Task objective: Would you extract the whole listing below and retype it exactly?
_ _ _
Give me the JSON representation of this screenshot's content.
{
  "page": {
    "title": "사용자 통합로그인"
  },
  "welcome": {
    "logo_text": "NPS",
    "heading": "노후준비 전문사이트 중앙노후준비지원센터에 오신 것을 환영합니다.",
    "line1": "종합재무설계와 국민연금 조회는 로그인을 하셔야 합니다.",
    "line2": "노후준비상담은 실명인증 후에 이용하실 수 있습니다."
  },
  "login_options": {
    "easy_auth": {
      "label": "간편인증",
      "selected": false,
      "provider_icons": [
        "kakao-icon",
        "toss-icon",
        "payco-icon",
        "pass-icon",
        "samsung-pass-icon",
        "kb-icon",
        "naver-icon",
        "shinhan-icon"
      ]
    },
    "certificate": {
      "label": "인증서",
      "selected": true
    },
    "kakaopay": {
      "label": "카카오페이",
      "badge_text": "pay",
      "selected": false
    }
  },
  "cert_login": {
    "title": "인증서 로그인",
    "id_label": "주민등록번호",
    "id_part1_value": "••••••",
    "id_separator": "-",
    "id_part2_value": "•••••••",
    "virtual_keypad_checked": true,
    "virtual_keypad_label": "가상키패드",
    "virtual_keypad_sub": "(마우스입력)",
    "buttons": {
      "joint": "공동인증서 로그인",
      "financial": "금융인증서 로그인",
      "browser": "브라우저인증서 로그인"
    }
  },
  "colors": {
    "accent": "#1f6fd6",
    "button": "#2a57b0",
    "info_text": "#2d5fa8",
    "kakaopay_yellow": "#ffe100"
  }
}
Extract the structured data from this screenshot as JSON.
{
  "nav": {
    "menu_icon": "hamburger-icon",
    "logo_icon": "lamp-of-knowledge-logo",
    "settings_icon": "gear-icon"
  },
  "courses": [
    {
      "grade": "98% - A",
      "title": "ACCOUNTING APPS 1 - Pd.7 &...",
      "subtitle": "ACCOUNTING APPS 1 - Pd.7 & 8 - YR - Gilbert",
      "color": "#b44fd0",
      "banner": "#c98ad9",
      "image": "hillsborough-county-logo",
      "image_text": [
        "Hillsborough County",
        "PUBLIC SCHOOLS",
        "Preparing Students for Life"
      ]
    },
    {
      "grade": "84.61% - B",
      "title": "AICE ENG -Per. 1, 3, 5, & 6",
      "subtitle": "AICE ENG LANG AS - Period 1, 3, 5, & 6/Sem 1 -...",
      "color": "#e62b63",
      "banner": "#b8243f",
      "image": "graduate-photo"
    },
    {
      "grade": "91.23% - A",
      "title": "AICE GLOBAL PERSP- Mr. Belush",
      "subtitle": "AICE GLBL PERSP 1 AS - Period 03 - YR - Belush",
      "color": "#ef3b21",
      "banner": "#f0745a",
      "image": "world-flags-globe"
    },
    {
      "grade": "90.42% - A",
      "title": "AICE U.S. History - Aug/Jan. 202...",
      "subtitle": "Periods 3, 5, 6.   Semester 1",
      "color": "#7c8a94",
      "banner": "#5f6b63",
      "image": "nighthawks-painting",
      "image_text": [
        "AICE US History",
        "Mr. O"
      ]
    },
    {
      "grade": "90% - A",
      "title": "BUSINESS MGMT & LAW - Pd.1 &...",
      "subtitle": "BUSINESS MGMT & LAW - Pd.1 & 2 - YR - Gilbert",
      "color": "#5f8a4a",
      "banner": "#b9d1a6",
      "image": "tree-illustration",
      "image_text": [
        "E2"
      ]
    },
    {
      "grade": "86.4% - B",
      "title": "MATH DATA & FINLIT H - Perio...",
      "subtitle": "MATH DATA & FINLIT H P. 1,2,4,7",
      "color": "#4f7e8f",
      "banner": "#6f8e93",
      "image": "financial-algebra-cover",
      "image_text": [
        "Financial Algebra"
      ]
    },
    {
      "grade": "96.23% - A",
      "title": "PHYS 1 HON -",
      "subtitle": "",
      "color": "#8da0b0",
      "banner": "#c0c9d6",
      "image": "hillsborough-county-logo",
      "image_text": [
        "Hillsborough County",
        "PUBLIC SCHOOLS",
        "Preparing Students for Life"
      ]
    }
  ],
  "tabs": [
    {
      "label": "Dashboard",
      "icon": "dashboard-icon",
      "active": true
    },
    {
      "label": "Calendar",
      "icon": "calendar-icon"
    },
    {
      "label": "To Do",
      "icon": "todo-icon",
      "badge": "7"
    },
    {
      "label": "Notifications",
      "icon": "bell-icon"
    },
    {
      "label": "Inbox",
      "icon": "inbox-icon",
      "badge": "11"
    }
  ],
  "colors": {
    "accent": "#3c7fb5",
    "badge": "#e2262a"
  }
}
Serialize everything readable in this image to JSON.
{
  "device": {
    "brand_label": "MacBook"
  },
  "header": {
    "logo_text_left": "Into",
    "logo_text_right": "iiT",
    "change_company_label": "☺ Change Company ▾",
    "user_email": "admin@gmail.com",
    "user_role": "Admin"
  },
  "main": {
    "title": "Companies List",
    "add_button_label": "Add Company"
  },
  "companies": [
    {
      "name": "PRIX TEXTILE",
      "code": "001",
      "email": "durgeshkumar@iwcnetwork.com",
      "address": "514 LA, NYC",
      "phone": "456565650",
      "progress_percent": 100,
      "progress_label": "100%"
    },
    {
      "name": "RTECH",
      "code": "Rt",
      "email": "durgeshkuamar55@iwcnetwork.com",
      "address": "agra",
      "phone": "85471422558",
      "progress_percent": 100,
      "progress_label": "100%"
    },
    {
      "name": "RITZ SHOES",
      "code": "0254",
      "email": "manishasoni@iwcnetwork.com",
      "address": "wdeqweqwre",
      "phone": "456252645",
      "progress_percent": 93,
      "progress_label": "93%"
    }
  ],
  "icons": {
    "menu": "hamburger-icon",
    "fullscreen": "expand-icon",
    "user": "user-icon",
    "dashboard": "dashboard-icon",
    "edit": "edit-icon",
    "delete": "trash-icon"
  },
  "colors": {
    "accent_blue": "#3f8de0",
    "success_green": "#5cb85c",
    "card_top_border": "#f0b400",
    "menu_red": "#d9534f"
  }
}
_ _ _
Task response:
Give me the JSON representation of this screenshot's content.
{
  "page": {
    "title": "사용자 통합로그인"
  },
  "welcome": {
    "logo_text": "NPS",
    "heading": "노후준비 전문사이트 중앙노후준비지원센터에 오신 것을 환영합니다.",
    "line1": "종합재무설계와 국민연금 조회는 로그인을 하셔야 합니다.",
    "line2": "노후준비상담은 실명인증 후에 이용하실 수 있습니다."
  },
  "login_options": {
    "easy_auth": {
      "label": "간편인증",
      "selected": false,
      "provider_icons": [
        "kakao-icon",
        "toss-icon",
        "payco-icon",
        "pass-icon",
        "samsung-pass-icon",
        "kb-icon",
        "naver-icon",
        "shinhan-icon"
      ]
    },
    "certificate": {
      "label": "인증서",
      "selected": true
    },
    "kakaopay": {
      "label": "카카오페이",
      "badge_text": "pay",
      "selected": false
    }
  },
  "cert_login": {
    "title": "인증서 로그인",
    "id_label": "주민등록번호",
    "id_part1_value": "••••••",
    "id_separator": "-",
    "id_part2_value": "•••••••",
    "virtual_keypad_checked": true,
    "virtual_keypad_label": "가상키패드",
    "virtual_keypad_sub": "(마우스입력)",
    "buttons": {
      "joint": "공동인증서 로그인",
      "financial": "금융인증서 로그인",
      "browser": "브라우저인증서 로그인"
    }
  },
  "colors": {
    "accent": "#1f6fd6",
    "button": "#2a57b0",
    "info_text": "#2d5fa8",
    "kakaopay_yellow": "#ffe100"
  }
}
Extract the structured data from this screenshot as JSON.
{
  "nav": {
    "menu_icon": "hamburger-icon",
    "logo_icon": "lamp-of-knowledge-logo",
    "settings_icon": "gear-icon"
  },
  "courses": [
    {
      "grade": "98% - A",
      "title": "ACCOUNTING APPS 1 - Pd.7 &...",
      "subtitle": "ACCOUNTING APPS 1 - Pd.7 & 8 - YR - Gilbert",
      "color": "#b44fd0",
      "banner": "#c98ad9",
      "image": "hillsborough-county-logo",
      "image_text": [
        "Hillsborough County",
        "PUBLIC SCHOOLS",
        "Preparing Students for Life"
      ]
    },
    {
      "grade": "84.61% - B",
      "title": "AICE ENG -Per. 1, 3, 5, & 6",
      "subtitle": "AICE ENG LANG AS - Period 1, 3, 5, & 6/Sem 1 -...",
      "color": "#e62b63",
      "banner": "#b8243f",
      "image": "graduate-photo"
    },
    {
      "grade": "91.23% - A",
      "title": "AICE GLOBAL PERSP- Mr. Belush",
      "subtitle": "AICE GLBL PERSP 1 AS - Period 03 - YR - Belush",
      "color": "#ef3b21",
      "banner": "#f0745a",
      "image": "world-flags-globe"
    },
    {
      "grade": "90.42% - A",
      "title": "AICE U.S. History - Aug/Jan. 202...",
      "subtitle": "Periods 3, 5, 6.   Semester 1",
      "color": "#7c8a94",
      "banner": "#5f6b63",
      "image": "nighthawks-painting",
      "image_text": [
        "AICE US History",
        "Mr. O"
      ]
    },
    {
      "grade": "90% - A",
      "title": "BUSINESS MGMT & LAW - Pd.1 &...",
      "subtitle": "BUSINESS MGMT & LAW - Pd.1 & 2 - YR - Gilbert",
      "color": "#5f8a4a",
      "banner": "#b9d1a6",
      "image": "tree-illustration",
      "image_text": [
        "E2"
      ]
    },
    {
      "grade": "86.4% - B",
      "title": "MATH DATA & FINLIT H - Perio...",
      "subtitle": "MATH DATA & FINLIT H P. 1,2,4,7",
      "color": "#4f7e8f",
      "banner": "#6f8e93",
      "image": "financial-algebra-cover",
      "image_text": [
        "Financial Algebra"
      ]
    },
    {
      "grade": "96.23% - A",
      "title": "PHYS 1 HON -",
      "subtitle": "",
      "color": "#8da0b0",
      "banner": "#c0c9d6",
      "image": "hillsborough-county-logo",
      "image_text": [
        "Hillsborough County",
        "PUBLIC SCHOOLS",
        "Preparing Students for Life"
      ]
    }
  ],
  "tabs": [
    {
      "label": "Dashboard",
      "icon": "dashboard-icon",
      "active": true
    },
    {
      "label": "Calendar",
      "icon": "calendar-icon"
    },
    {
      "label": "To Do",
      "icon": "todo-icon",
      "badge": "7"
    },
    {
      "label": "Notifications",
      "icon": "bell-icon"
    },
    {
      "label": "Inbox",
      "icon": "inbox-icon",
      "badge": "11"
    }
  ],
  "colors": {
    "accent": "#3c7fb5",
    "badge": "#e2262a"
  }
}
Serialize everything readable in this image to JSON.
{
  "device": {
    "brand_label": "MacBook"
  },
  "header": {
    "logo_text_left": "Into",
    "logo_text_right": "iiT",
    "change_company_label": "☺ Change Company ▾",
    "user_email": "admin@gmail.com",
    "user_role": "Admin"
  },
  "main": {
    "title": "Companies List",
    "add_button_label": "Add Company"
  },
  "companies": [
    {
      "name": "PRIX TEXTILE",
      "code": "001",
      "email": "durgeshkumar@iwcnetwork.com",
      "address": "514 LA, NYC",
      "phone": "456565650",
      "progress_percent": 100,
      "progress_label": "100%"
    },
    {
      "name": "RTECH",
      "code": "Rt",
      "email": "durgeshkuamar55@iwcnetwork.com",
      "address": "agra",
      "phone": "85471422558",
      "progress_percent": 100,
      "progress_label": "100%"
    },
    {
      "name": "RITZ SHOES",
      "code": "0254",
      "email": "manishasoni@iwcnetwork.com",
      "address": "wdeqweqwre",
      "phone": "456252645",
      "progress_percent": 93,
      "progress_label": "93%"
    }
  ],
  "icons": {
    "menu": "hamburger-icon",
    "fullscreen": "expand-icon",
    "user": "user-icon",
    "dashboard": "dashboard-icon",
    "edit": "edit-icon",
    "delete": "trash-icon"
  },
  "colors": {
    "accent_blue": "#3f8de0",
    "success_green": "#5cb85c",
    "card_top_border": "#f0b400",
    "menu_red": "#d9534f"
  }
}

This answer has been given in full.